* Start STORED RECORDS *

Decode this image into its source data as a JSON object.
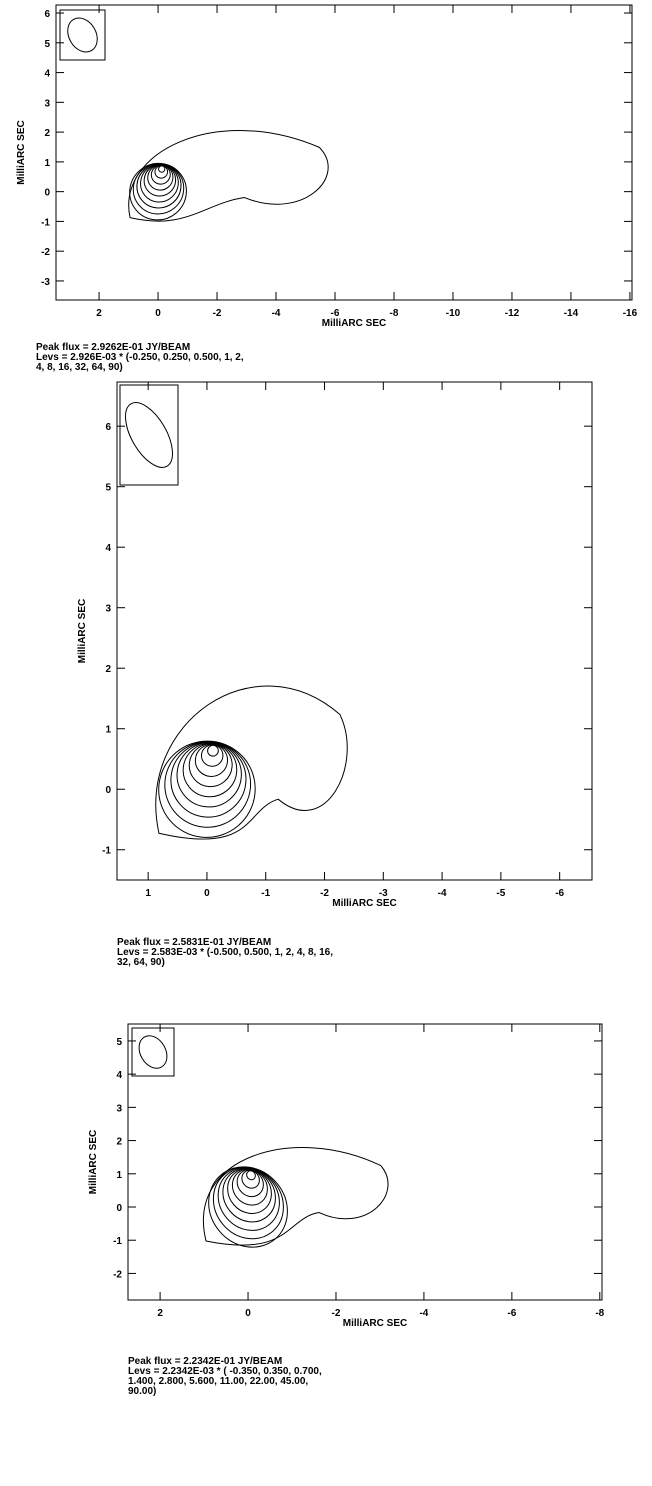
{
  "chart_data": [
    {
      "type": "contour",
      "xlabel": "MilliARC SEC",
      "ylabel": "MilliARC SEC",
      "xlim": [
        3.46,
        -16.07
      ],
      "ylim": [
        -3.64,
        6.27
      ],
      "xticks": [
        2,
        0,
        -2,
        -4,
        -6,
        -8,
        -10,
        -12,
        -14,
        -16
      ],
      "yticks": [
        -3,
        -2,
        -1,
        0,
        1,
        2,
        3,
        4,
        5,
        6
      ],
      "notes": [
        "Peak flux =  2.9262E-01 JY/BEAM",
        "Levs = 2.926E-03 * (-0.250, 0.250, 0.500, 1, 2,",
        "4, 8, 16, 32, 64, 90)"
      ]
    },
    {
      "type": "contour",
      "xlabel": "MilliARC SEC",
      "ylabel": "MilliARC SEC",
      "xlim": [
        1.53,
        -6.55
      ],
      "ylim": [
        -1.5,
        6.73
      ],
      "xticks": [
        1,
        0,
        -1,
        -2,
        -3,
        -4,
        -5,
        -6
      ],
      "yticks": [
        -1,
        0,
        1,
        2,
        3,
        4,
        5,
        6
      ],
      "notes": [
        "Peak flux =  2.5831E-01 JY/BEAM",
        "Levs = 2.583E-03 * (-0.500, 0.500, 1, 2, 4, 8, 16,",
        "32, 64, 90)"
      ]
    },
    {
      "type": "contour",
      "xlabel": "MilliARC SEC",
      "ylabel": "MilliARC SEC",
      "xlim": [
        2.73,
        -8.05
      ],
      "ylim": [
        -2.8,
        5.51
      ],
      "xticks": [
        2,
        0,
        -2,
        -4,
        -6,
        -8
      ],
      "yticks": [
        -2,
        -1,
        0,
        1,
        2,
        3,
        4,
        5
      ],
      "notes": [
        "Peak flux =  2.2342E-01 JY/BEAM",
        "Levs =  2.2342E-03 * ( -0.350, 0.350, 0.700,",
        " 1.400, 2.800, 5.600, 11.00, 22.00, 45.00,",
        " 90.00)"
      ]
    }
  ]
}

* End STORED RECORDS *

## PROBLEM TO WORK ON
Identify every line where the string "flux" appears.

## FINAL ANSWER
        "Peak flux =  2.9262E-01 JY/BEAM",
        "Peak flux =  2.5831E-01 JY/BEAM",
        "Peak flux =  2.2342E-01 JY/BEAM",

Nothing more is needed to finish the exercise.